◆ **Short exercise**
All of the records below need to be copied exactly.

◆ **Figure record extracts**

%%

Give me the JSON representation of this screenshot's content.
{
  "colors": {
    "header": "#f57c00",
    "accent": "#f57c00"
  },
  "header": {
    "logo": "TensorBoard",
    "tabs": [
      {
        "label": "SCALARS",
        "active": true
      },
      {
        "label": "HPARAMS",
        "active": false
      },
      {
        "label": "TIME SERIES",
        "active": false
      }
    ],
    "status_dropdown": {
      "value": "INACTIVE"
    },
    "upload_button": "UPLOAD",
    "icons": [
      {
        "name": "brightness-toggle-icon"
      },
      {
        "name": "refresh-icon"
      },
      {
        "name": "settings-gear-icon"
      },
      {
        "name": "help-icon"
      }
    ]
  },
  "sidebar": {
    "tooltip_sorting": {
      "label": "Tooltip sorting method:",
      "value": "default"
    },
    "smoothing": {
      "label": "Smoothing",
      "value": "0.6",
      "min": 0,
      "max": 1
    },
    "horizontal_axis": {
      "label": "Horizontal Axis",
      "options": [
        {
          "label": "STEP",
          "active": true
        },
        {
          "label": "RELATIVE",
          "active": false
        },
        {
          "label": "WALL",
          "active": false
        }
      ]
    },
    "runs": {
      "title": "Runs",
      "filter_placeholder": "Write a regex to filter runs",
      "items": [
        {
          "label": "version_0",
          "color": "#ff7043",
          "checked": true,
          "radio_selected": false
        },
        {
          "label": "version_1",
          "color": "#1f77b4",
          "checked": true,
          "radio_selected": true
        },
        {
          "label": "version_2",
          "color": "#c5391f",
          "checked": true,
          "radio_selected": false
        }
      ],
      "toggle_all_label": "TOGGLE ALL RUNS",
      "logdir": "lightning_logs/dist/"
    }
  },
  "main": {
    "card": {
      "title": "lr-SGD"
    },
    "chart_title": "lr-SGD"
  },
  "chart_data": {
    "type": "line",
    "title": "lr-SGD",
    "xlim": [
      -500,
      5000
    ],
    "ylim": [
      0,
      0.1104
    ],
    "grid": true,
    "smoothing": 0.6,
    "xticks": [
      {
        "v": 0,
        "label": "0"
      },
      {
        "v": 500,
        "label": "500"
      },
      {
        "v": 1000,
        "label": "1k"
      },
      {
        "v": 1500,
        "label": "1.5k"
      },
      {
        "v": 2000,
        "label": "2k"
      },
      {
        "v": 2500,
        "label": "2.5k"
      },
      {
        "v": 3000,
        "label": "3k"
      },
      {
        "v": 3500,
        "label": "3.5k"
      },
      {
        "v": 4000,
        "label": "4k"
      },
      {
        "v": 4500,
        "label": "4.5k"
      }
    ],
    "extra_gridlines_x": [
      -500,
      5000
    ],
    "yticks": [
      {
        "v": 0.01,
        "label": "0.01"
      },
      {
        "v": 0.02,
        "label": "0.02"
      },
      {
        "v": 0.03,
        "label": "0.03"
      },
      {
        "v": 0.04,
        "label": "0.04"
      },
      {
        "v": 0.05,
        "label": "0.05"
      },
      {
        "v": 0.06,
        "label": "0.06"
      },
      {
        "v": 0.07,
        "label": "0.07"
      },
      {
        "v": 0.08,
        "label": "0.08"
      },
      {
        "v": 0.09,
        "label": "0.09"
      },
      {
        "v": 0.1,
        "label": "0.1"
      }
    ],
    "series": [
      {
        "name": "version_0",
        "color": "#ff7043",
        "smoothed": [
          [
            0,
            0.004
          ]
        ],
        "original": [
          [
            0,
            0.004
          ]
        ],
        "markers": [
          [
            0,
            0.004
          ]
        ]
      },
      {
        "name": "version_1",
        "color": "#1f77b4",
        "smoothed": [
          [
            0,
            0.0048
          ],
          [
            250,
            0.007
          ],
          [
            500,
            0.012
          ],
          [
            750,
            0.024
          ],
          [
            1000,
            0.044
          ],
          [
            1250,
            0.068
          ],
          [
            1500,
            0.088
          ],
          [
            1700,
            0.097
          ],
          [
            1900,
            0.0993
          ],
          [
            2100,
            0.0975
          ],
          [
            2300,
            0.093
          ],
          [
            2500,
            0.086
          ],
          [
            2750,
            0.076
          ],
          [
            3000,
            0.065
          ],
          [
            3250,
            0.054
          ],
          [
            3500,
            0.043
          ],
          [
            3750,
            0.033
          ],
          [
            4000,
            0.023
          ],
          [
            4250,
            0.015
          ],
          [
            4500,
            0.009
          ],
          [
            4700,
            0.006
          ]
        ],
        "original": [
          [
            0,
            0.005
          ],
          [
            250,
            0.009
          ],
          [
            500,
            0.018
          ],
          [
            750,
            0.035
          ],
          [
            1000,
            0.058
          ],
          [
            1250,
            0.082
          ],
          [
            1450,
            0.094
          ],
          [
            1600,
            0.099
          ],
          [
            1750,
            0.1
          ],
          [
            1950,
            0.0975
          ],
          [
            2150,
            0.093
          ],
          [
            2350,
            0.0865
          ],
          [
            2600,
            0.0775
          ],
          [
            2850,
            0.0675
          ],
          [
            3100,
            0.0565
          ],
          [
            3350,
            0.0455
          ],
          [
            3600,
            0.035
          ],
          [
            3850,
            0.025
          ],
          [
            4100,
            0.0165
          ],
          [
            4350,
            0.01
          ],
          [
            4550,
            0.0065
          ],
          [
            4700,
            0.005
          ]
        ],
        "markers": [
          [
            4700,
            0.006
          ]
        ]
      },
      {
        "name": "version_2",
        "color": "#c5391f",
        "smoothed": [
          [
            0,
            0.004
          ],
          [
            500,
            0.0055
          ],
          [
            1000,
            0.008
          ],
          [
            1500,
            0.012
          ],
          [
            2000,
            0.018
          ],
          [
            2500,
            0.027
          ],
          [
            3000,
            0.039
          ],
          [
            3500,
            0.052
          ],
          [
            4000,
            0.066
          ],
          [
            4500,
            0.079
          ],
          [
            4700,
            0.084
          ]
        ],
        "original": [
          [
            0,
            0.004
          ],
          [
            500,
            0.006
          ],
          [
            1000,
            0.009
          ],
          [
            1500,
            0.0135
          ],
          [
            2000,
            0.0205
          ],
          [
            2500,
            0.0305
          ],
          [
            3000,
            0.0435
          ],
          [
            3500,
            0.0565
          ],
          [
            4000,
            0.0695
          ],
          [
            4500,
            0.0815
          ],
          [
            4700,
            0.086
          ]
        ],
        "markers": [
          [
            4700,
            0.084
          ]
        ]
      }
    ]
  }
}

%%

◆ **Response**
Give me the JSON representation of this screenshot's content.
{
  "colors": {
    "header": "#f57c00",
    "accent": "#f57c00"
  },
  "header": {
    "logo": "TensorBoard",
    "tabs": [
      {
        "label": "SCALARS",
        "active": true
      },
      {
        "label": "HPARAMS",
        "active": false
      },
      {
        "label": "TIME SERIES",
        "active": false
      }
    ],
    "status_dropdown": {
      "value": "INACTIVE"
    },
    "upload_button": "UPLOAD",
    "icons": [
      {
        "name": "brightness-toggle-icon"
      },
      {
        "name": "refresh-icon"
      },
      {
        "name": "settings-gear-icon"
      },
      {
        "name": "help-icon"
      }
    ]
  },
  "sidebar": {
    "tooltip_sorting": {
      "label": "Tooltip sorting method:",
      "value": "default"
    },
    "smoothing": {
      "label": "Smoothing",
      "value": "0.6",
      "min": 0,
      "max": 1
    },
    "horizontal_axis": {
      "label": "Horizontal Axis",
      "options": [
        {
          "label": "STEP",
          "active": true
        },
        {
          "label": "RELATIVE",
          "active": false
        },
        {
          "label": "WALL",
          "active": false
        }
      ]
    },
    "runs": {
      "title": "Runs",
      "filter_placeholder": "Write a regex to filter runs",
      "items": [
        {
          "label": "version_0",
          "color": "#ff7043",
          "checked": true,
          "radio_selected": false
        },
        {
          "label": "version_1",
          "color": "#1f77b4",
          "checked": true,
          "radio_selected": true
        },
        {
          "label": "version_2",
          "color": "#c5391f",
          "checked": true,
          "radio_selected": false
        }
      ],
      "toggle_all_label": "TOGGLE ALL RUNS",
      "logdir": "lightning_logs/dist/"
    }
  },
  "main": {
    "card": {
      "title": "lr-SGD"
    },
    "chart_title": "lr-SGD"
  },
  "chart_data": {
    "type": "line",
    "title": "lr-SGD",
    "xlim": [
      -500,
      5000
    ],
    "ylim": [
      0,
      0.1104
    ],
    "grid": true,
    "smoothing": 0.6,
    "xticks": [
      {
        "v": 0,
        "label": "0"
      },
      {
        "v": 500,
        "label": "500"
      },
      {
        "v": 1000,
        "label": "1k"
      },
      {
        "v": 1500,
        "label": "1.5k"
      },
      {
        "v": 2000,
        "label": "2k"
      },
      {
        "v": 2500,
        "label": "2.5k"
      },
      {
        "v": 3000,
        "label": "3k"
      },
      {
        "v": 3500,
        "label": "3.5k"
      },
      {
        "v": 4000,
        "label": "4k"
      },
      {
        "v": 4500,
        "label": "4.5k"
      }
    ],
    "extra_gridlines_x": [
      -500,
      5000
    ],
    "yticks": [
      {
        "v": 0.01,
        "label": "0.01"
      },
      {
        "v": 0.02,
        "label": "0.02"
      },
      {
        "v": 0.03,
        "label": "0.03"
      },
      {
        "v": 0.04,
        "label": "0.04"
      },
      {
        "v": 0.05,
        "label": "0.05"
      },
      {
        "v": 0.06,
        "label": "0.06"
      },
      {
        "v": 0.07,
        "label": "0.07"
      },
      {
        "v": 0.08,
        "label": "0.08"
      },
      {
        "v": 0.09,
        "label": "0.09"
      },
      {
        "v": 0.1,
        "label": "0.1"
      }
    ],
    "series": [
      {
        "name": "version_0",
        "color": "#ff7043",
        "smoothed": [
          [
            0,
            0.004
          ]
        ],
        "original": [
          [
            0,
            0.004
          ]
        ],
        "markers": [
          [
            0,
            0.004
          ]
        ]
      },
      {
        "name": "version_1",
        "color": "#1f77b4",
        "smoothed": [
          [
            0,
            0.0048
          ],
          [
            250,
            0.007
          ],
          [
            500,
            0.012
          ],
          [
            750,
            0.024
          ],
          [
            1000,
            0.044
          ],
          [
            1250,
            0.068
          ],
          [
            1500,
            0.088
          ],
          [
            1700,
            0.097
          ],
          [
            1900,
            0.0993
          ],
          [
            2100,
            0.0975
          ],
          [
            2300,
            0.093
          ],
          [
            2500,
            0.086
          ],
          [
            2750,
            0.076
          ],
          [
            3000,
            0.065
          ],
          [
            3250,
            0.054
          ],
          [
            3500,
            0.043
          ],
          [
            3750,
            0.033
          ],
          [
            4000,
            0.023
          ],
          [
            4250,
            0.015
          ],
          [
            4500,
            0.009
          ],
          [
            4700,
            0.006
          ]
        ],
        "original": [
          [
            0,
            0.005
          ],
          [
            250,
            0.009
          ],
          [
            500,
            0.018
          ],
          [
            750,
            0.035
          ],
          [
            1000,
            0.058
          ],
          [
            1250,
            0.082
          ],
          [
            1450,
            0.094
          ],
          [
            1600,
            0.099
          ],
          [
            1750,
            0.1
          ],
          [
            1950,
            0.0975
          ],
          [
            2150,
            0.093
          ],
          [
            2350,
            0.0865
          ],
          [
            2600,
            0.0775
          ],
          [
            2850,
            0.0675
          ],
          [
            3100,
            0.0565
          ],
          [
            3350,
            0.0455
          ],
          [
            3600,
            0.035
          ],
          [
            3850,
            0.025
          ],
          [
            4100,
            0.0165
          ],
          [
            4350,
            0.01
          ],
          [
            4550,
            0.0065
          ],
          [
            4700,
            0.005
          ]
        ],
        "markers": [
          [
            4700,
            0.006
          ]
        ]
      },
      {
        "name": "version_2",
        "color": "#c5391f",
        "smoothed": [
          [
            0,
            0.004
          ],
          [
            500,
            0.0055
          ],
          [
            1000,
            0.008
          ],
          [
            1500,
            0.012
          ],
          [
            2000,
            0.018
          ],
          [
            2500,
            0.027
          ],
          [
            3000,
            0.039
          ],
          [
            3500,
            0.052
          ],
          [
            4000,
            0.066
          ],
          [
            4500,
            0.079
          ],
          [
            4700,
            0.084
          ]
        ],
        "original": [
          [
            0,
            0.004
          ],
          [
            500,
            0.006
          ],
          [
            1000,
            0.009
          ],
          [
            1500,
            0.0135
          ],
          [
            2000,
            0.0205
          ],
          [
            2500,
            0.0305
          ],
          [
            3000,
            0.0435
          ],
          [
            3500,
            0.0565
          ],
          [
            4000,
            0.0695
          ],
          [
            4500,
            0.0815
          ],
          [
            4700,
            0.086
          ]
        ],
        "markers": [
          [
            4700,
            0.084
          ]
        ]
      }
    ]
  }
}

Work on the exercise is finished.